─── Data lines
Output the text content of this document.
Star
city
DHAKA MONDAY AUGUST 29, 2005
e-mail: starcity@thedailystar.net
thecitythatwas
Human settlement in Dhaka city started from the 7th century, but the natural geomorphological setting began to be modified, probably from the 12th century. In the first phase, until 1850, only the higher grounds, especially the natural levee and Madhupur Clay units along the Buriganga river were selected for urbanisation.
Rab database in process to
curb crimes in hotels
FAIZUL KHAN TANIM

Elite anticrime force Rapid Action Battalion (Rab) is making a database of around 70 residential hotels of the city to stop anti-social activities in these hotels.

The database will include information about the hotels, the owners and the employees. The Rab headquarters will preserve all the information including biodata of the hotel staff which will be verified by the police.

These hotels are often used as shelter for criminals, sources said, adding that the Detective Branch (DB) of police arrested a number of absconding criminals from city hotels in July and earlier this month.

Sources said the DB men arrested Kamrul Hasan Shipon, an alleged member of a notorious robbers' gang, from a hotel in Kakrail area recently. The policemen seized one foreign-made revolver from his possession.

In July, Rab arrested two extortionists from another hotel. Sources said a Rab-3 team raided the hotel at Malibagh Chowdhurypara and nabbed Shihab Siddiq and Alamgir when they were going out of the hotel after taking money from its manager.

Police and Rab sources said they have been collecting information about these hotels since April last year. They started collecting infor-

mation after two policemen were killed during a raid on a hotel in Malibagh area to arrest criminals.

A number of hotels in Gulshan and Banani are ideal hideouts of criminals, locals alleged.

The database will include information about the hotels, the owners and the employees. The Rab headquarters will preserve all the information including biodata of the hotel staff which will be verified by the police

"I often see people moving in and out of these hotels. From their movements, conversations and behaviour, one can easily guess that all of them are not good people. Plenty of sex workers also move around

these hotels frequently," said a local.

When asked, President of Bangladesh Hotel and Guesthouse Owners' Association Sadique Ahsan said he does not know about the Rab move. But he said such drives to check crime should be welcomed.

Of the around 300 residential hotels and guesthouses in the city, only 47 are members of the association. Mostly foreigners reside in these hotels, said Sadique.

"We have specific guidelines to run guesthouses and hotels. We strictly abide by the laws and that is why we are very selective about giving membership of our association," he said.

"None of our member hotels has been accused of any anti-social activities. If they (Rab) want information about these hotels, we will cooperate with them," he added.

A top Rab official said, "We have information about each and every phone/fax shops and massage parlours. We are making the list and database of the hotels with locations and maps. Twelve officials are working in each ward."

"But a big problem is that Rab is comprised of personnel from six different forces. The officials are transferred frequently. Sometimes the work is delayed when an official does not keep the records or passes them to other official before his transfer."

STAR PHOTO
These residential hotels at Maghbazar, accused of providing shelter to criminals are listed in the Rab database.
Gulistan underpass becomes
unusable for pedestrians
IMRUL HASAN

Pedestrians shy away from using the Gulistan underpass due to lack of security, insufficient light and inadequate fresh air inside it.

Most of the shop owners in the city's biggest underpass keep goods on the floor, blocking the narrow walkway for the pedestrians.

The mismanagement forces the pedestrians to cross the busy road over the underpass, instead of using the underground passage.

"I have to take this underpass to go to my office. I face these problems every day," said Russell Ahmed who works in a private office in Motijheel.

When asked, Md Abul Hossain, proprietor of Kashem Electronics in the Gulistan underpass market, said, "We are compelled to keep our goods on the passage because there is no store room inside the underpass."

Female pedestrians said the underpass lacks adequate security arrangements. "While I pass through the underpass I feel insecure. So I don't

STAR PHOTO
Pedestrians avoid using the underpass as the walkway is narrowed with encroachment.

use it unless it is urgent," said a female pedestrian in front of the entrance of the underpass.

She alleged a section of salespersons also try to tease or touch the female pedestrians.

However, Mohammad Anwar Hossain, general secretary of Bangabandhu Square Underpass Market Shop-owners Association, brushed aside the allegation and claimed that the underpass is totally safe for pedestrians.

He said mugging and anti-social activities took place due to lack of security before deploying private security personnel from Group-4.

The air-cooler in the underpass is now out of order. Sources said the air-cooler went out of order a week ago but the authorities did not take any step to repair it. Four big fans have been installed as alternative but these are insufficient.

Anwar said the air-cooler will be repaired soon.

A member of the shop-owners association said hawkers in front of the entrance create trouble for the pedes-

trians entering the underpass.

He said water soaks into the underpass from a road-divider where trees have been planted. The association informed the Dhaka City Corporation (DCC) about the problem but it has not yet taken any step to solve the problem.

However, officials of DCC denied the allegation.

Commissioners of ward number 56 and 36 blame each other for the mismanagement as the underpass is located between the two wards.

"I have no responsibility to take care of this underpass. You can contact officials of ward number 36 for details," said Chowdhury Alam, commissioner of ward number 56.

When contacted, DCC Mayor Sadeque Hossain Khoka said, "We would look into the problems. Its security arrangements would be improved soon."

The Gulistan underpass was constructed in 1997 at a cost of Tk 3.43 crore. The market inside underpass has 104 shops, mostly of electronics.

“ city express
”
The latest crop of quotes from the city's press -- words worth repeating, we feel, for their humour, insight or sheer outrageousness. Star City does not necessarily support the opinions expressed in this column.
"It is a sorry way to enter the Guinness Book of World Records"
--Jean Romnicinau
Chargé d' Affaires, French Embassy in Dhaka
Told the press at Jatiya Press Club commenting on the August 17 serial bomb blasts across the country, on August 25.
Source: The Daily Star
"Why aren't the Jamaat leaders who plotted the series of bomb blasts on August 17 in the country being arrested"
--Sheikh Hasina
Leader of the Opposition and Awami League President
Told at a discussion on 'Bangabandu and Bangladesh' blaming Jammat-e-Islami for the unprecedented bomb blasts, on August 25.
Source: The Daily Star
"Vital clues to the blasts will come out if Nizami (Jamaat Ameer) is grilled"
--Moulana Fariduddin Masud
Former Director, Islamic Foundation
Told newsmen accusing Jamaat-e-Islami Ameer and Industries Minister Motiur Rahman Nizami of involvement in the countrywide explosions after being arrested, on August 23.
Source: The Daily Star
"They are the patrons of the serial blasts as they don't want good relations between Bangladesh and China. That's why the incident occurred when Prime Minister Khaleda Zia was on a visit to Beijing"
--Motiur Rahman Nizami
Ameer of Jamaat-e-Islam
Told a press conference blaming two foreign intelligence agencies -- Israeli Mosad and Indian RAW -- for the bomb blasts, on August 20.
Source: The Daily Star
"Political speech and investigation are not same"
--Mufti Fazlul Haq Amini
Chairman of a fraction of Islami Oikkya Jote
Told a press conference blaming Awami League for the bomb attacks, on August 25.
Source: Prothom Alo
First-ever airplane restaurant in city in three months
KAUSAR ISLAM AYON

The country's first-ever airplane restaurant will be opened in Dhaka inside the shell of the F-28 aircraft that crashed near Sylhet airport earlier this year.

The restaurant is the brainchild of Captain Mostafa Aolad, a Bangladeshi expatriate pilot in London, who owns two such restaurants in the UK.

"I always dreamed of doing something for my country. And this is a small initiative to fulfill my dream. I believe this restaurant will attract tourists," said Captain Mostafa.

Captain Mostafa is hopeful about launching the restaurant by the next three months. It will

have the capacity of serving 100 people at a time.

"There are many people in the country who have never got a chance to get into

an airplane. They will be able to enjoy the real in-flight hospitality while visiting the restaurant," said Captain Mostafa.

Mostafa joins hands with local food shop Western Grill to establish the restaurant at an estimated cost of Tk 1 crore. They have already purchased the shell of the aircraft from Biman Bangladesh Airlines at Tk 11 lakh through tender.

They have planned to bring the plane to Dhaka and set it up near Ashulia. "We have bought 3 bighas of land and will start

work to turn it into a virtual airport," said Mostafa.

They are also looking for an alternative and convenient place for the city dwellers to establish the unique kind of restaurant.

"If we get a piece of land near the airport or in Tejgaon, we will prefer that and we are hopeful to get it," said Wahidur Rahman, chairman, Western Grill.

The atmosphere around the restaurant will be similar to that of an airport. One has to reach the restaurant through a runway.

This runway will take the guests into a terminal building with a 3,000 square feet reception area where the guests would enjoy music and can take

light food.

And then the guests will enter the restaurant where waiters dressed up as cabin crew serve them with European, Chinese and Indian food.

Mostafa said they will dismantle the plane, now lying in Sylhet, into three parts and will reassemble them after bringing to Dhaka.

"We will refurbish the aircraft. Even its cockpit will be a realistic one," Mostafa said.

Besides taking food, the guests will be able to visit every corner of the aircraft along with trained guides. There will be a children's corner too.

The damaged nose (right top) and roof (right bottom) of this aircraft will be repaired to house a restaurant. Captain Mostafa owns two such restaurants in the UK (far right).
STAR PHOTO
──────
__What you are asked to do__.
Copy, from the material, each line that holds the string "Sadique".

__Response to the exercise__.
When asked, President of Bangladesh Hotel and Guesthouse Owners' Association Sadique Ahsan said he does not know about the Rab move. But he said such drives to check crime should be welcomed.
Of the around 300 residential hotels and guesthouses in the city, only 47 are members of the association. Mostly foreigners reside in these hotels, said Sadique.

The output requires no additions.